++++ Given records ++++

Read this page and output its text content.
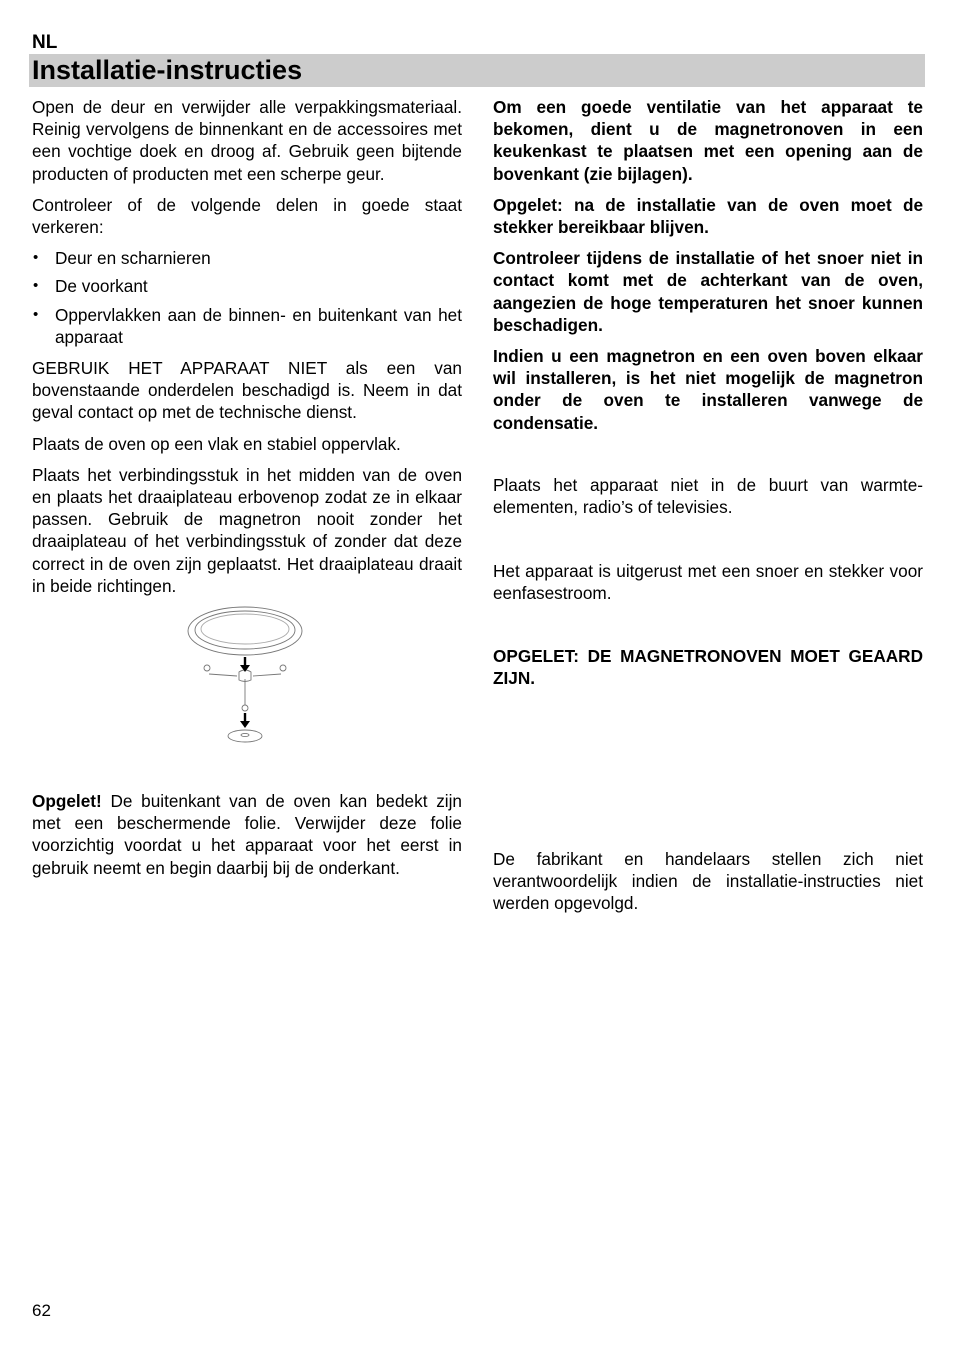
NL
Installatie-instructies

Open de deur en verwijder alle verpakkingsmateriaal. Reinig vervolgens de binnenkant en de accessoires met een vochtige doek en droog af. Gebruik geen bijtende producten of producten met een scherpe geur.

Controleer of de volgende delen in goede staat verkeren:

• Deur en scharnieren
• De voorkant
• Oppervlakken aan de binnen- en buitenkant van het apparaat

GEBRUIK HET APPARAAT NIET als een van bovenstaande onderdelen beschadigd is. Neem in dat geval contact op met de technische dienst.

Plaats de oven op een vlak en stabiel oppervlak.

Plaats het verbindingsstuk in het midden van de oven en plaats het draaiplateau erbovenop zodat ze in elkaar passen. Gebruik de magnetron nooit zonder het draaiplateau of het verbindingsstuk of zonder dat deze correct in de oven zijn geplaatst. Het draaiplateau draait in beide richtingen.

Opgelet! De buitenkant van de oven kan bedekt zijn met een beschermende folie. Verwijder deze folie voorzichtig voordat u het apparaat voor het eerst in gebruik neemt en begin daarbij bij de onderkant.

Om een goede ventilatie van het apparaat te bekomen, dient u de magnetronoven in een keukenkast te plaatsen met een opening aan de bovenkant (zie bijlagen).

Opgelet: na de installatie van de oven moet de stekker bereikbaar blijven.

Controleer tijdens de installatie of het snoer niet in contact komt met de achterkant van de oven, aangezien de hoge temperaturen het snoer kunnen beschadigen.

Indien u een magnetron en een oven boven elkaar wil installeren, is het niet mogelijk de magnetron onder de oven te installeren vanwege de condensatie.

Plaats het apparaat niet in de buurt van warmte-elementen, radio’s of televisies.

Het apparaat is uitgerust met een snoer en stekker voor eenfasestroom.

OPGELET: DE MAGNETRONOVEN MOET GEAARD ZIJN.

De fabrikant en handelaars stellen zich niet verantwoordelijk indien de installatie-instructies niet werden opgevolgd.

62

++++

Give back the whole listing as it stands, minus its pictures.

The answer
Read this page and output its text content.
NL
Installatie-instructies

Open de deur en verwijder alle verpakkingsmateriaal. Reinig vervolgens de binnenkant en de accessoires met een vochtige doek en droog af. Gebruik geen bijtende producten of producten met een scherpe geur.

Controleer of de volgende delen in goede staat verkeren:

• Deur en scharnieren
• De voorkant
• Oppervlakken aan de binnen- en buitenkant van het apparaat

GEBRUIK HET APPARAAT NIET als een van bovenstaande onderdelen beschadigd is. Neem in dat geval contact op met de technische dienst.

Plaats de oven op een vlak en stabiel oppervlak.

Plaats het verbindingsstuk in het midden van de oven en plaats het draaiplateau erbovenop zodat ze in elkaar passen. Gebruik de magnetron nooit zonder het draaiplateau of het verbindingsstuk of zonder dat deze correct in de oven zijn geplaatst. Het draaiplateau draait in beide richtingen.

Opgelet! De buitenkant van de oven kan bedekt zijn met een beschermende folie. Verwijder deze folie voorzichtig voordat u het apparaat voor het eerst in gebruik neemt en begin daarbij bij de onderkant.

Om een goede ventilatie van het apparaat te bekomen, dient u de magnetronoven in een keukenkast te plaatsen met een opening aan de bovenkant (zie bijlagen).

Opgelet: na de installatie van de oven moet de stekker bereikbaar blijven.

Controleer tijdens de installatie of het snoer niet in contact komt met de achterkant van de oven, aangezien de hoge temperaturen het snoer kunnen beschadigen.

Indien u een magnetron en een oven boven elkaar wil installeren, is het niet mogelijk de magnetron onder de oven te installeren vanwege de condensatie.

Plaats het apparaat niet in de buurt van warmte-elementen, radio’s of televisies.

Het apparaat is uitgerust met een snoer en stekker voor eenfasestroom.

OPGELET: DE MAGNETRONOVEN MOET GEAARD ZIJN.

De fabrikant en handelaars stellen zich niet verantwoordelijk indien de installatie-instructies niet werden opgevolgd.

62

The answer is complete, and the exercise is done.